Begin

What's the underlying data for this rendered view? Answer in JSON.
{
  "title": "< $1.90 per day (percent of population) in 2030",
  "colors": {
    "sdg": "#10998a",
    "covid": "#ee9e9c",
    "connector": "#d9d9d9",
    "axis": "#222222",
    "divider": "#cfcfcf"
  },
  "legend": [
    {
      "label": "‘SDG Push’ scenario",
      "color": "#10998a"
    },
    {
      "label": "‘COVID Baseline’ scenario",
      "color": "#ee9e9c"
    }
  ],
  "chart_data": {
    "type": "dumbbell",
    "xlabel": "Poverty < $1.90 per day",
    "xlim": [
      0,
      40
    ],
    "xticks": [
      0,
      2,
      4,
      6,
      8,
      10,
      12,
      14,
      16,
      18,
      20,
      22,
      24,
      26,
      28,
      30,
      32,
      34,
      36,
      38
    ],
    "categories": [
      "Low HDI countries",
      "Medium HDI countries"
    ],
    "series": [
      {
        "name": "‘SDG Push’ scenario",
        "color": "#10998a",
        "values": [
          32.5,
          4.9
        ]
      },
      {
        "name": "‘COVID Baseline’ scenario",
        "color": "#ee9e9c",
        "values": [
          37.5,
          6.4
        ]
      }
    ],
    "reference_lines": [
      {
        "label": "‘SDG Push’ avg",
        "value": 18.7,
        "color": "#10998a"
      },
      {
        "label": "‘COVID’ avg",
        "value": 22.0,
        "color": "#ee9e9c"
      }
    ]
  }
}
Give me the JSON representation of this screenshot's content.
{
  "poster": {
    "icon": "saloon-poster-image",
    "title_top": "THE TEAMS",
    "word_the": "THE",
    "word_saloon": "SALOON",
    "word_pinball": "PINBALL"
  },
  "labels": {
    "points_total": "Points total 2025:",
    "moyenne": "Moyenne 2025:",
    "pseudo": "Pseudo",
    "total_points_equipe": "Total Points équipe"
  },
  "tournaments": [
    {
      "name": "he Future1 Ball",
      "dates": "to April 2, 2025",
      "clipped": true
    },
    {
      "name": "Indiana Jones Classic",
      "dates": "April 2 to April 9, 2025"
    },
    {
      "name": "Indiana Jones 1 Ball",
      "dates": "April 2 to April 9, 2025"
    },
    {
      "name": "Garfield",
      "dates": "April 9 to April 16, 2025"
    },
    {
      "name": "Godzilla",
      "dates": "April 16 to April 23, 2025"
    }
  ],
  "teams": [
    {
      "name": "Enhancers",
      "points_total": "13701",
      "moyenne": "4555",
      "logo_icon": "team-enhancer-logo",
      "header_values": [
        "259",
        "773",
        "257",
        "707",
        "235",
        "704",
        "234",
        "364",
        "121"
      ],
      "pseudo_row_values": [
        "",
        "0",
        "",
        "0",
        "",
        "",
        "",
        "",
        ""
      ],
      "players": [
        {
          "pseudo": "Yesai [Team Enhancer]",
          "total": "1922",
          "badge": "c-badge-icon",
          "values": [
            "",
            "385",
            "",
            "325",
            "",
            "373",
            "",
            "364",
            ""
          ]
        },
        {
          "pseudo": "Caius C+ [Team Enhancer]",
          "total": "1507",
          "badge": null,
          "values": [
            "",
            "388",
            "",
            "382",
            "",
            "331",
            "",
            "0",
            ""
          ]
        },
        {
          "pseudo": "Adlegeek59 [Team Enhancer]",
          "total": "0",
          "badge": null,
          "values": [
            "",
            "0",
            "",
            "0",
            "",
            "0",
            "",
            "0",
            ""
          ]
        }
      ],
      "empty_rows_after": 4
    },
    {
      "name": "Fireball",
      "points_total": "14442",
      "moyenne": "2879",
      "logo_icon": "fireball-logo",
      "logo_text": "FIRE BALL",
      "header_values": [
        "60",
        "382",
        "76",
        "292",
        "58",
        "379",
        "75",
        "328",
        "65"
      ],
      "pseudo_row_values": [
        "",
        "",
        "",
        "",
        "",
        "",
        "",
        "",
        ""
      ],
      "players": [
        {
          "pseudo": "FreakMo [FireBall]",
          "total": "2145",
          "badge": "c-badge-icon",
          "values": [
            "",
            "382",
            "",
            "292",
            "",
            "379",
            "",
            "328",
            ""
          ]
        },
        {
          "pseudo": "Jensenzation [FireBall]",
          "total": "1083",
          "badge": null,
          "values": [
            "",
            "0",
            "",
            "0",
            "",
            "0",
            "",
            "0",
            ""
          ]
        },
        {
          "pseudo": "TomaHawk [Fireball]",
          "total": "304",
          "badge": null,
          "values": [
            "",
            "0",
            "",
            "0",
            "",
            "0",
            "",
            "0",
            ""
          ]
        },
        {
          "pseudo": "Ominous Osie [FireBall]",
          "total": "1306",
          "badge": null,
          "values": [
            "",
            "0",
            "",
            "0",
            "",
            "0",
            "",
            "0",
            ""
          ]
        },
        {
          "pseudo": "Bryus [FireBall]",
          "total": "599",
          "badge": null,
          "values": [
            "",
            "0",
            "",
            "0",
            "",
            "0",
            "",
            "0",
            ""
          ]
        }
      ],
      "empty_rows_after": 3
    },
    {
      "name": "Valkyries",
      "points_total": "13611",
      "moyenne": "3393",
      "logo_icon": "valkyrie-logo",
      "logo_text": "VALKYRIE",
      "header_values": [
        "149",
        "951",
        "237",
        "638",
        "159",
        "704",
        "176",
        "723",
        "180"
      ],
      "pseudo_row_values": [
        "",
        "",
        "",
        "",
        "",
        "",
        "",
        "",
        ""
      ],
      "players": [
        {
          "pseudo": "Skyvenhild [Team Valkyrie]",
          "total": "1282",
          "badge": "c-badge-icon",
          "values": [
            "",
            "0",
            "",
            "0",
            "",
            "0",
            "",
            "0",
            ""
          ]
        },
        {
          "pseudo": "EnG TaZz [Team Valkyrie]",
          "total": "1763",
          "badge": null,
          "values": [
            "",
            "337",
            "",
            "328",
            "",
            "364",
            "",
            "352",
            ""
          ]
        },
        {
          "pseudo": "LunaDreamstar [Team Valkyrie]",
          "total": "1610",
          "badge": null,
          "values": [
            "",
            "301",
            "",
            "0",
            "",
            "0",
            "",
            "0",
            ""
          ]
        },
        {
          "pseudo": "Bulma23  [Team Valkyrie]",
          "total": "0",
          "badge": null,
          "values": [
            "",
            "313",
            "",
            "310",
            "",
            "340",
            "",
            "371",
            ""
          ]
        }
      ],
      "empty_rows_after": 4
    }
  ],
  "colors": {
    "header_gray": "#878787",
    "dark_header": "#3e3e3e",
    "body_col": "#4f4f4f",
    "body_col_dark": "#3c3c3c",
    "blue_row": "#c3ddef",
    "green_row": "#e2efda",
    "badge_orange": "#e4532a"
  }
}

End

Problem to solve:
Return all of the data word for word.

Output for this exercise:
What's the underlying data for this rendered view? Answer in JSON.
{
  "title": "< $1.90 per day (percent of population) in 2030",
  "colors": {
    "sdg": "#10998a",
    "covid": "#ee9e9c",
    "connector": "#d9d9d9",
    "axis": "#222222",
    "divider": "#cfcfcf"
  },
  "legend": [
    {
      "label": "‘SDG Push’ scenario",
      "color": "#10998a"
    },
    {
      "label": "‘COVID Baseline’ scenario",
      "color": "#ee9e9c"
    }
  ],
  "chart_data": {
    "type": "dumbbell",
    "xlabel": "Poverty < $1.90 per day",
    "xlim": [
      0,
      40
    ],
    "xticks": [
      0,
      2,
      4,
      6,
      8,
      10,
      12,
      14,
      16,
      18,
      20,
      22,
      24,
      26,
      28,
      30,
      32,
      34,
      36,
      38
    ],
    "categories": [
      "Low HDI countries",
      "Medium HDI countries"
    ],
    "series": [
      {
        "name": "‘SDG Push’ scenario",
        "color": "#10998a",
        "values": [
          32.5,
          4.9
        ]
      },
      {
        "name": "‘COVID Baseline’ scenario",
        "color": "#ee9e9c",
        "values": [
          37.5,
          6.4
        ]
      }
    ],
    "reference_lines": [
      {
        "label": "‘SDG Push’ avg",
        "value": 18.7,
        "color": "#10998a"
      },
      {
        "label": "‘COVID’ avg",
        "value": 22.0,
        "color": "#ee9e9c"
      }
    ]
  }
}
Give me the JSON representation of this screenshot's content.
{
  "poster": {
    "icon": "saloon-poster-image",
    "title_top": "THE TEAMS",
    "word_the": "THE",
    "word_saloon": "SALOON",
    "word_pinball": "PINBALL"
  },
  "labels": {
    "points_total": "Points total 2025:",
    "moyenne": "Moyenne 2025:",
    "pseudo": "Pseudo",
    "total_points_equipe": "Total Points équipe"
  },
  "tournaments": [
    {
      "name": "he Future1 Ball",
      "dates": "to April 2, 2025",
      "clipped": true
    },
    {
      "name": "Indiana Jones Classic",
      "dates": "April 2 to April 9, 2025"
    },
    {
      "name": "Indiana Jones 1 Ball",
      "dates": "April 2 to April 9, 2025"
    },
    {
      "name": "Garfield",
      "dates": "April 9 to April 16, 2025"
    },
    {
      "name": "Godzilla",
      "dates": "April 16 to April 23, 2025"
    }
  ],
  "teams": [
    {
      "name": "Enhancers",
      "points_total": "13701",
      "moyenne": "4555",
      "logo_icon": "team-enhancer-logo",
      "header_values": [
        "259",
        "773",
        "257",
        "707",
        "235",
        "704",
        "234",
        "364",
        "121"
      ],
      "pseudo_row_values": [
        "",
        "0",
        "",
        "0",
        "",
        "",
        "",
        "",
        ""
      ],
      "players": [
        {
          "pseudo": "Yesai [Team Enhancer]",
          "total": "1922",
          "badge": "c-badge-icon",
          "values": [
            "",
            "385",
            "",
            "325",
            "",
            "373",
            "",
            "364",
            ""
          ]
        },
        {
          "pseudo": "Caius C+ [Team Enhancer]",
          "total": "1507",
          "badge": null,
          "values": [
            "",
            "388",
            "",
            "382",
            "",
            "331",
            "",
            "0",
            ""
          ]
        },
        {
          "pseudo": "Adlegeek59 [Team Enhancer]",
          "total": "0",
          "badge": null,
          "values": [
            "",
            "0",
            "",
            "0",
            "",
            "0",
            "",
            "0",
            ""
          ]
        }
      ],
      "empty_rows_after": 4
    },
    {
      "name": "Fireball",
      "points_total": "14442",
      "moyenne": "2879",
      "logo_icon": "fireball-logo",
      "logo_text": "FIRE BALL",
      "header_values": [
        "60",
        "382",
        "76",
        "292",
        "58",
        "379",
        "75",
        "328",
        "65"
      ],
      "pseudo_row_values": [
        "",
        "",
        "",
        "",
        "",
        "",
        "",
        "",
        ""
      ],
      "players": [
        {
          "pseudo": "FreakMo [FireBall]",
          "total": "2145",
          "badge": "c-badge-icon",
          "values": [
            "",
            "382",
            "",
            "292",
            "",
            "379",
            "",
            "328",
            ""
          ]
        },
        {
          "pseudo": "Jensenzation [FireBall]",
          "total": "1083",
          "badge": null,
          "values": [
            "",
            "0",
            "",
            "0",
            "",
            "0",
            "",
            "0",
            ""
          ]
        },
        {
          "pseudo": "TomaHawk [Fireball]",
          "total": "304",
          "badge": null,
          "values": [
            "",
            "0",
            "",
            "0",
            "",
            "0",
            "",
            "0",
            ""
          ]
        },
        {
          "pseudo": "Ominous Osie [FireBall]",
          "total": "1306",
          "badge": null,
          "values": [
            "",
            "0",
            "",
            "0",
            "",
            "0",
            "",
            "0",
            ""
          ]
        },
        {
          "pseudo": "Bryus [FireBall]",
          "total": "599",
          "badge": null,
          "values": [
            "",
            "0",
            "",
            "0",
            "",
            "0",
            "",
            "0",
            ""
          ]
        }
      ],
      "empty_rows_after": 3
    },
    {
      "name": "Valkyries",
      "points_total": "13611",
      "moyenne": "3393",
      "logo_icon": "valkyrie-logo",
      "logo_text": "VALKYRIE",
      "header_values": [
        "149",
        "951",
        "237",
        "638",
        "159",
        "704",
        "176",
        "723",
        "180"
      ],
      "pseudo_row_values": [
        "",
        "",
        "",
        "",
        "",
        "",
        "",
        "",
        ""
      ],
      "players": [
        {
          "pseudo": "Skyvenhild [Team Valkyrie]",
          "total": "1282",
          "badge": "c-badge-icon",
          "values": [
            "",
            "0",
            "",
            "0",
            "",
            "0",
            "",
            "0",
            ""
          ]
        },
        {
          "pseudo": "EnG TaZz [Team Valkyrie]",
          "total": "1763",
          "badge": null,
          "values": [
            "",
            "337",
            "",
            "328",
            "",
            "364",
            "",
            "352",
            ""
          ]
        },
        {
          "pseudo": "LunaDreamstar [Team Valkyrie]",
          "total": "1610",
          "badge": null,
          "values": [
            "",
            "301",
            "",
            "0",
            "",
            "0",
            "",
            "0",
            ""
          ]
        },
        {
          "pseudo": "Bulma23  [Team Valkyrie]",
          "total": "0",
          "badge": null,
          "values": [
            "",
            "313",
            "",
            "310",
            "",
            "340",
            "",
            "371",
            ""
          ]
        }
      ],
      "empty_rows_after": 4
    }
  ],
  "colors": {
    "header_gray": "#878787",
    "dark_header": "#3e3e3e",
    "body_col": "#4f4f4f",
    "body_col_dark": "#3c3c3c",
    "blue_row": "#c3ddef",
    "green_row": "#e2efda",
    "badge_orange": "#e4532a"
  }
}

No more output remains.